Stored data:

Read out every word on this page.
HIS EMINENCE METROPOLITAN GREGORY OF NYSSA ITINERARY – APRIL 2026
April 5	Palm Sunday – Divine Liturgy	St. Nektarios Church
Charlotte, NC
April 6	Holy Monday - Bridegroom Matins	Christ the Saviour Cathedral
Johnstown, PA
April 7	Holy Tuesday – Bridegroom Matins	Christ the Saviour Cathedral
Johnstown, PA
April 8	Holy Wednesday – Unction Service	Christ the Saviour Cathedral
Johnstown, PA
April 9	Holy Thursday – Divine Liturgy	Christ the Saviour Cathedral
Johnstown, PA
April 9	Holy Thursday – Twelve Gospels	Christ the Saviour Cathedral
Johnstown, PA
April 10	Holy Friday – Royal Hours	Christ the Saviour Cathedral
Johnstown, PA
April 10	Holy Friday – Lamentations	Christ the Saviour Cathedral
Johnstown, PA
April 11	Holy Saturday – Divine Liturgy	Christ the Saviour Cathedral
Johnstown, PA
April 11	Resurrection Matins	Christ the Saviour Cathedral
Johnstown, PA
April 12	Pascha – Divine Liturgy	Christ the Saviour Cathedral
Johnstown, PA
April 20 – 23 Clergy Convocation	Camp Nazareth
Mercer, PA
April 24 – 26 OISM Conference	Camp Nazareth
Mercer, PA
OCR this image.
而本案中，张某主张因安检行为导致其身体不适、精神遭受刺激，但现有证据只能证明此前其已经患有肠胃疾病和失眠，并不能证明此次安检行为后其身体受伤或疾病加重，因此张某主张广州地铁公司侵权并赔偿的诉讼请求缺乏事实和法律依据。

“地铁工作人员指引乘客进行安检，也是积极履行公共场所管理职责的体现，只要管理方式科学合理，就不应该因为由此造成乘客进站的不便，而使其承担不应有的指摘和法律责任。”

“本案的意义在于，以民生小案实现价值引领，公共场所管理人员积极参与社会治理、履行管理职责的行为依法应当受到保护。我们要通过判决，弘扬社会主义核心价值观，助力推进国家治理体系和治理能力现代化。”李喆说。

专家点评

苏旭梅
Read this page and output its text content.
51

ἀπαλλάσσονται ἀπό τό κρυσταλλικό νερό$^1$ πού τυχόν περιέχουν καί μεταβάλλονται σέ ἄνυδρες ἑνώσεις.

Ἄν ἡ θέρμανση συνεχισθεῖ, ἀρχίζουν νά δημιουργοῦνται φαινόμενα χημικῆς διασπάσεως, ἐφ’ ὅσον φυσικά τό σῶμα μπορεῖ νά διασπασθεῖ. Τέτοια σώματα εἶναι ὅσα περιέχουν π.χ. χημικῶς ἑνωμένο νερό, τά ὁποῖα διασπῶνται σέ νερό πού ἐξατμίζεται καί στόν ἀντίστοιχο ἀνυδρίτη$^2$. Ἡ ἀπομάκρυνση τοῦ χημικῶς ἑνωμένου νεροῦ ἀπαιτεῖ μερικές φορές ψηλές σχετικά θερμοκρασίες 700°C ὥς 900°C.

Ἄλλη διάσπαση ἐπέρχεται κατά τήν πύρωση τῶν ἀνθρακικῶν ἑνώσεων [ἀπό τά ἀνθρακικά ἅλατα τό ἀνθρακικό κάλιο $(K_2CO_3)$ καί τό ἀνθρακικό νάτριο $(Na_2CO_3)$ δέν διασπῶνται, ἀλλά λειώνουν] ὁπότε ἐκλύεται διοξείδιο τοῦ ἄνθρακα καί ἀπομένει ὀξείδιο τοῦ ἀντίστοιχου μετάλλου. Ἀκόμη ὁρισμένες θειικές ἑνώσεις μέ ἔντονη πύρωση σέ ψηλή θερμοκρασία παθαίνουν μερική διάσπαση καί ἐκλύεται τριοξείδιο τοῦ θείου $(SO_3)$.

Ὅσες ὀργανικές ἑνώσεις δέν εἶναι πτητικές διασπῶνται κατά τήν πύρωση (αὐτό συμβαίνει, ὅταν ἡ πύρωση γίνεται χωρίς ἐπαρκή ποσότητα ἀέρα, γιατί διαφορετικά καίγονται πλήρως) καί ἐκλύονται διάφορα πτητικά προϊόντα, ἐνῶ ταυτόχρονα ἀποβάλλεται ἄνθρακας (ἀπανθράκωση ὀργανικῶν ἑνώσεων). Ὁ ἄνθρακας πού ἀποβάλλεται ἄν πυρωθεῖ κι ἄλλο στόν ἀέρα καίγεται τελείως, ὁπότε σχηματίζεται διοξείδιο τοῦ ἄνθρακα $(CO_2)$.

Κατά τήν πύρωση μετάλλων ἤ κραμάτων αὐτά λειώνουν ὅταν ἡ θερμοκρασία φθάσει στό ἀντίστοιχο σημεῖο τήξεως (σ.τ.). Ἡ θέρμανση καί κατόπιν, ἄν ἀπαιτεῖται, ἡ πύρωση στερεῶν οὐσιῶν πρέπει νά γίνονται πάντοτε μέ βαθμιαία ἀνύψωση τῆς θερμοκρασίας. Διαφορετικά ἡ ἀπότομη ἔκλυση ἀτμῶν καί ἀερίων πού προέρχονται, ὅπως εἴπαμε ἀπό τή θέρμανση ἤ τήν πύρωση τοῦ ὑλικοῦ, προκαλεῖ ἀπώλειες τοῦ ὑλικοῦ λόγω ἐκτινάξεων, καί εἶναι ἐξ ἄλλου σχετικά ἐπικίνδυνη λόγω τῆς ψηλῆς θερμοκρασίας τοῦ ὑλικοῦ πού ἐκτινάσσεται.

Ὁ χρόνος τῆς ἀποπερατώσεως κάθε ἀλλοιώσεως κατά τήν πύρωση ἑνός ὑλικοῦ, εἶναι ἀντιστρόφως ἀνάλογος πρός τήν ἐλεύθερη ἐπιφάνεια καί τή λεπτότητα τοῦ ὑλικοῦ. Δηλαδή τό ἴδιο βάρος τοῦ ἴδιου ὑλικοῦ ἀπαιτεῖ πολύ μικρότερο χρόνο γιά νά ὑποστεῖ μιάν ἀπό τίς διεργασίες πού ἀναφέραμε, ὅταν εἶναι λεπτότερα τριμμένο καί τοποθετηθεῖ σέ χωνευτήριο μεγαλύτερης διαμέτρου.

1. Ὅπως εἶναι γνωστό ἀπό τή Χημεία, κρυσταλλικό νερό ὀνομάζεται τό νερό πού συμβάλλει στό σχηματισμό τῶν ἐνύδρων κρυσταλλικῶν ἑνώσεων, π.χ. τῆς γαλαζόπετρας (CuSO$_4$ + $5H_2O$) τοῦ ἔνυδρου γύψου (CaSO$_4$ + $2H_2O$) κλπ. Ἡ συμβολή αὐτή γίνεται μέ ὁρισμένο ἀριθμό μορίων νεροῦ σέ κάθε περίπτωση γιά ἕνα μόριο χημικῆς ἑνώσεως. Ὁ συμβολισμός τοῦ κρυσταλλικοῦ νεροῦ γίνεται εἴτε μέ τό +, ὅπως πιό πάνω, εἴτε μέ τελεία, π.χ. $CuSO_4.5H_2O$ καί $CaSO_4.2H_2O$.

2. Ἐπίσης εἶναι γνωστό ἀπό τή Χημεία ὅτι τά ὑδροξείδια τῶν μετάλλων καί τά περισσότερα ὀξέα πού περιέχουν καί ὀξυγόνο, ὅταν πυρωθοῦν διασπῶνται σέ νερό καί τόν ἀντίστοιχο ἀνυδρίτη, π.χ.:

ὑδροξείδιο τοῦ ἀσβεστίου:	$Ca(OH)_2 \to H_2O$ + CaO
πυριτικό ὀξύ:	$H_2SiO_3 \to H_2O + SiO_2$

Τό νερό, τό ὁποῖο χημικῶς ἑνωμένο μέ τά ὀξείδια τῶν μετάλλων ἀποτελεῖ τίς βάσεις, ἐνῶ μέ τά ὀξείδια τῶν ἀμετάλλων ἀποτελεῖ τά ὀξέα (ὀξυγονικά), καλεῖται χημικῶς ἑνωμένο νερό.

## What the task asks:
Locate the lines above that hold the word "Christ". Show every one of them.

## Result of the task:
April 6	Holy Monday - Bridegroom Matins	Christ the Saviour Cathedral
April 7	Holy Tuesday – Bridegroom Matins	Christ the Saviour Cathedral
April 8	Holy Wednesday – Unction Service	Christ the Saviour Cathedral
April 9	Holy Thursday – Divine Liturgy	Christ the Saviour Cathedral
April 9	Holy Thursday – Twelve Gospels	Christ the Saviour Cathedral
April 10	Holy Friday – Royal Hours	Christ the Saviour Cathedral
April 10	Holy Friday – Lamentations	Christ the Saviour Cathedral
April 11	Holy Saturday – Divine Liturgy	Christ the Saviour Cathedral
April 11	Resurrection Matins	Christ the Saviour Cathedral
April 12	Pascha – Divine Liturgy	Christ the Saviour Cathedral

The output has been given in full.